═════ RECORDS FOR THE TASK
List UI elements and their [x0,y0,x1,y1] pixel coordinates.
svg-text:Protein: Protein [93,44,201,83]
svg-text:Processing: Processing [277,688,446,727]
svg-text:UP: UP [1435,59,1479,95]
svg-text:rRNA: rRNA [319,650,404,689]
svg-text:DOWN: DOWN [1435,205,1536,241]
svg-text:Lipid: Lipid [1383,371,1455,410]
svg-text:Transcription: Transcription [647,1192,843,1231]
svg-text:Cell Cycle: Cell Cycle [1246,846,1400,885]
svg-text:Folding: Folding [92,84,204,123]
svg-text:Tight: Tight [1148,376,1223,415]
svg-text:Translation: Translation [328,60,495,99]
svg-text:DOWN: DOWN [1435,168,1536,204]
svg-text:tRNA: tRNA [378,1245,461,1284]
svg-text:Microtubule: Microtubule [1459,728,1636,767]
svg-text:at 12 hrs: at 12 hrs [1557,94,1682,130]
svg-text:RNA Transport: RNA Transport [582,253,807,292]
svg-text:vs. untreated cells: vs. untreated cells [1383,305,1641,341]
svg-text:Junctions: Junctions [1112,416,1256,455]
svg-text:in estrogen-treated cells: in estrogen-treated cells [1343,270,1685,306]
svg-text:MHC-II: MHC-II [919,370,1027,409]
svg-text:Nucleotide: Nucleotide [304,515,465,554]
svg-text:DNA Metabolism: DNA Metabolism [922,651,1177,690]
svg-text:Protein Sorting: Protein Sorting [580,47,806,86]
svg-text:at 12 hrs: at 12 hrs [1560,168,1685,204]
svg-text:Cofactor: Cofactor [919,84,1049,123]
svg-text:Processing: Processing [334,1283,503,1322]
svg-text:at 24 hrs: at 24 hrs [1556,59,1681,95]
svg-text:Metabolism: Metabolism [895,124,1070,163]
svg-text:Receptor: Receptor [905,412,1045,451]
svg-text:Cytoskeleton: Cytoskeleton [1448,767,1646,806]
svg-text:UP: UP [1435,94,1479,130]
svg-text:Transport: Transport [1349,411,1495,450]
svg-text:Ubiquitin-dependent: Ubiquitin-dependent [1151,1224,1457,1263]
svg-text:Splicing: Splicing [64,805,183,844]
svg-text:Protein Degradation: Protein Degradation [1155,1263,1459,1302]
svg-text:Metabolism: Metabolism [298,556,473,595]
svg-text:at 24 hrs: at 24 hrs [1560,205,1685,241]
══════════
I'd like every record written out exactly as given.

### TASK SOLUTION:
List UI elements and their [x0,y0,x1,y1] pixel coordinates.
svg-text:Protein: Protein [93,44,201,83]
svg-text:Processing: Processing [277,688,446,727]
svg-text:UP: UP [1435,59,1479,95]
svg-text:rRNA: rRNA [319,650,404,689]
svg-text:DOWN: DOWN [1435,205,1536,241]
svg-text:Lipid: Lipid [1383,371,1455,410]
svg-text:Transcription: Transcription [647,1192,843,1231]
svg-text:Cell Cycle: Cell Cycle [1246,846,1400,885]
svg-text:Folding: Folding [92,84,204,123]
svg-text:Tight: Tight [1148,376,1223,415]
svg-text:Translation: Translation [328,60,495,99]
svg-text:DOWN: DOWN [1435,168,1536,204]
svg-text:tRNA: tRNA [378,1245,461,1284]
svg-text:Microtubule: Microtubule [1459,728,1636,767]
svg-text:at 12 hrs: at 12 hrs [1557,94,1682,130]
svg-text:RNA Transport: RNA Transport [582,253,807,292]
svg-text:vs. untreated cells: vs. untreated cells [1383,305,1641,341]
svg-text:Junctions: Junctions [1112,416,1256,455]
svg-text:in estrogen-treated cells: in estrogen-treated cells [1343,270,1685,306]
svg-text:MHC-II: MHC-II [919,370,1027,409]
svg-text:Nucleotide: Nucleotide [304,515,465,554]
svg-text:DNA Metabolism: DNA Metabolism [922,651,1177,690]
svg-text:Protein Sorting: Protein Sorting [580,47,806,86]
svg-text:at 12 hrs: at 12 hrs [1560,168,1685,204]
svg-text:Cofactor: Cofactor [919,84,1049,123]
svg-text:Processing: Processing [334,1283,503,1322]
svg-text:at 24 hrs: at 24 hrs [1556,59,1681,95]
svg-text:Metabolism: Metabolism [895,124,1070,163]
svg-text:Receptor: Receptor [905,412,1045,451]
svg-text:Cytoskeleton: Cytoskeleton [1448,767,1646,806]
svg-text:UP: UP [1435,94,1479,130]
svg-text:Transport: Transport [1349,411,1495,450]
svg-text:Ubiquitin-dependent: Ubiquitin-dependent [1151,1224,1457,1263]
svg-text:Splicing: Splicing [64,805,183,844]
svg-text:Protein Degradation: Protein Degradation [1155,1263,1459,1302]
svg-text:Metabolism: Metabolism [298,556,473,595]
svg-text:at 24 hrs: at 24 hrs [1560,205,1685,241]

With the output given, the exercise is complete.